[Start EXCERPTED RECORDS]
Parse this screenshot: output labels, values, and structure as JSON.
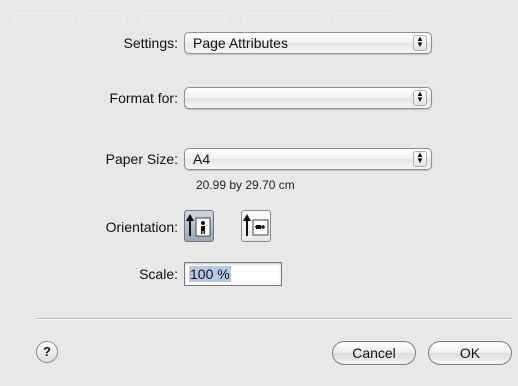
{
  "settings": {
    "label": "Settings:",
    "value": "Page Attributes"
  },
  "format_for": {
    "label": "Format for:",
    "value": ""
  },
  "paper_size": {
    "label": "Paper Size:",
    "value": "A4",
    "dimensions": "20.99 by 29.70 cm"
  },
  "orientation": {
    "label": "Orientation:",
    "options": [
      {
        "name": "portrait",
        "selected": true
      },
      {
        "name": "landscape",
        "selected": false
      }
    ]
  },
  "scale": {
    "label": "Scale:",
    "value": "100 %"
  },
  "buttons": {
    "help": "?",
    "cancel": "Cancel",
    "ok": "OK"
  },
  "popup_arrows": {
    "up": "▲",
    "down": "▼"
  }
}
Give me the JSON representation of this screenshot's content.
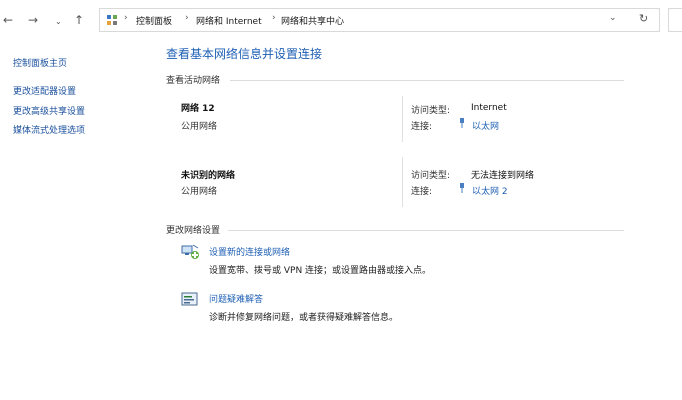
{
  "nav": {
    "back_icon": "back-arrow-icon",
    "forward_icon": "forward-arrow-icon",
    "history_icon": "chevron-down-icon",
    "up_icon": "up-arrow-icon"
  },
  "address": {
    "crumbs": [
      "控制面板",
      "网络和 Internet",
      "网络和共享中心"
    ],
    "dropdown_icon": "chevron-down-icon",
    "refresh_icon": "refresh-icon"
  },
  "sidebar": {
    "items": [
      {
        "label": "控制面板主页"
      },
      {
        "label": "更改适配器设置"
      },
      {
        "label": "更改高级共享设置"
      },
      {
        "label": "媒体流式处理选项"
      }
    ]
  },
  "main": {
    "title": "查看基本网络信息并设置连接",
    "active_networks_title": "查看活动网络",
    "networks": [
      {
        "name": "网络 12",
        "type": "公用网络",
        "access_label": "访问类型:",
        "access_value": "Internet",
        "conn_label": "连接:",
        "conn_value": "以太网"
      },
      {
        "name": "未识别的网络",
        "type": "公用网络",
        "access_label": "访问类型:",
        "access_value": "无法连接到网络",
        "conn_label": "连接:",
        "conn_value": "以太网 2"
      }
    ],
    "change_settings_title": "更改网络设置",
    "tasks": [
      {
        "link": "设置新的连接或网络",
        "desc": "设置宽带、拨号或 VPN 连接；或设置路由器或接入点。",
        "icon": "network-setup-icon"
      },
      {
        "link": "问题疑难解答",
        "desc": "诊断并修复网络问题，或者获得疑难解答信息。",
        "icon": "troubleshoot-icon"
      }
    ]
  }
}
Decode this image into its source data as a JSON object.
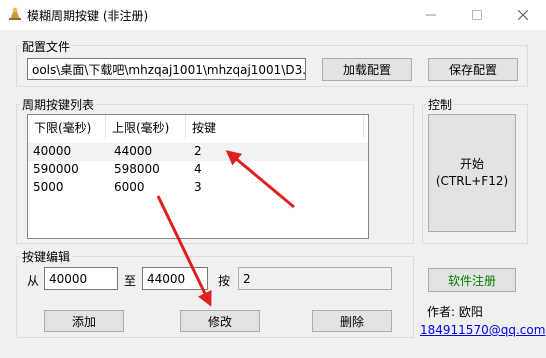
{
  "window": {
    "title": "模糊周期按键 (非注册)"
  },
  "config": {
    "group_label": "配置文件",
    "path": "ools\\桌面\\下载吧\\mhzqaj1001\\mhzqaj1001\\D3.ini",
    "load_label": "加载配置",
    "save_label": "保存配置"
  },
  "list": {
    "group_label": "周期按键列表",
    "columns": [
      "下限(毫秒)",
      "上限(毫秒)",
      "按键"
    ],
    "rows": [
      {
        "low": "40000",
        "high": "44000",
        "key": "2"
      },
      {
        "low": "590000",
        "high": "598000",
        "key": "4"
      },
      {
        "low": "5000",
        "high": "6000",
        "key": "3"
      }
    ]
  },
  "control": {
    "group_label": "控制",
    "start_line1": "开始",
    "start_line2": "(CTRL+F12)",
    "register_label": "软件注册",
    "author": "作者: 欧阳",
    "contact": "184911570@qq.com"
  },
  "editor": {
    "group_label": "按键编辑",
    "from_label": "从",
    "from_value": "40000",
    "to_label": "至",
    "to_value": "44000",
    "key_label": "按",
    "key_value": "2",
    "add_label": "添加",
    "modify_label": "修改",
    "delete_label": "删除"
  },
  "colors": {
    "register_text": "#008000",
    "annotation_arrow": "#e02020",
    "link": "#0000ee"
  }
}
[End EXCERPTED RECORDS]
> AIM
Reproduce all of the data exactly; the pictures do not belong in the copy.

> CORRECT OUTPUT
Parse this screenshot: output labels, values, and structure as JSON.
{
  "settings": {
    "label": "Settings:",
    "value": "Page Attributes"
  },
  "format_for": {
    "label": "Format for:",
    "value": ""
  },
  "paper_size": {
    "label": "Paper Size:",
    "value": "A4",
    "dimensions": "20.99 by 29.70 cm"
  },
  "orientation": {
    "label": "Orientation:",
    "options": [
      {
        "name": "portrait",
        "selected": true
      },
      {
        "name": "landscape",
        "selected": false
      }
    ]
  },
  "scale": {
    "label": "Scale:",
    "value": "100 %"
  },
  "buttons": {
    "help": "?",
    "cancel": "Cancel",
    "ok": "OK"
  },
  "popup_arrows": {
    "up": "▲",
    "down": "▼"
  }
}
Give me the JSON representation of this screenshot's content.
{
  "nav": {
    "back_icon": "back-arrow-icon",
    "forward_icon": "forward-arrow-icon",
    "history_icon": "chevron-down-icon",
    "up_icon": "up-arrow-icon"
  },
  "address": {
    "crumbs": [
      "控制面板",
      "网络和 Internet",
      "网络和共享中心"
    ],
    "dropdown_icon": "chevron-down-icon",
    "refresh_icon": "refresh-icon"
  },
  "sidebar": {
    "items": [
      {
        "label": "控制面板主页"
      },
      {
        "label": "更改适配器设置"
      },
      {
        "label": "更改高级共享设置"
      },
      {
        "label": "媒体流式处理选项"
      }
    ]
  },
  "main": {
    "title": "查看基本网络信息并设置连接",
    "active_networks_title": "查看活动网络",
    "networks": [
      {
        "name": "网络 12",
        "type": "公用网络",
        "access_label": "访问类型:",
        "access_value": "Internet",
        "conn_label": "连接:",
        "conn_value": "以太网"
      },
      {
        "name": "未识别的网络",
        "type": "公用网络",
        "access_label": "访问类型:",
        "access_value": "无法连接到网络",
        "conn_label": "连接:",
        "conn_value": "以太网 2"
      }
    ],
    "change_settings_title": "更改网络设置",
    "tasks": [
      {
        "link": "设置新的连接或网络",
        "desc": "设置宽带、拨号或 VPN 连接；或设置路由器或接入点。",
        "icon": "network-setup-icon"
      },
      {
        "link": "问题疑难解答",
        "desc": "诊断并修复网络问题，或者获得疑难解答信息。",
        "icon": "troubleshoot-icon"
      }
    ]
  }
}
Decode this image into its source data as a JSON object.
{
  "window": {
    "title": "模糊周期按键 (非注册)"
  },
  "config": {
    "group_label": "配置文件",
    "path": "ools\\桌面\\下载吧\\mhzqaj1001\\mhzqaj1001\\D3.ini",
    "load_label": "加载配置",
    "save_label": "保存配置"
  },
  "list": {
    "group_label": "周期按键列表",
    "columns": [
      "下限(毫秒)",
      "上限(毫秒)",
      "按键"
    ],
    "rows": [
      {
        "low": "40000",
        "high": "44000",
        "key": "2"
      },
      {
        "low": "590000",
        "high": "598000",
        "key": "4"
      },
      {
        "low": "5000",
        "high": "6000",
        "key": "3"
      }
    ]
  },
  "control": {
    "group_label": "控制",
    "start_line1": "开始",
    "start_line2": "(CTRL+F12)",
    "register_label": "软件注册",
    "author": "作者: 欧阳",
    "contact": "184911570@qq.com"
  },
  "editor": {
    "group_label": "按键编辑",
    "from_label": "从",
    "from_value": "40000",
    "to_label": "至",
    "to_value": "44000",
    "key_label": "按",
    "key_value": "2",
    "add_label": "添加",
    "modify_label": "修改",
    "delete_label": "删除"
  },
  "colors": {
    "register_text": "#008000",
    "annotation_arrow": "#e02020",
    "link": "#0000ee"
  }
}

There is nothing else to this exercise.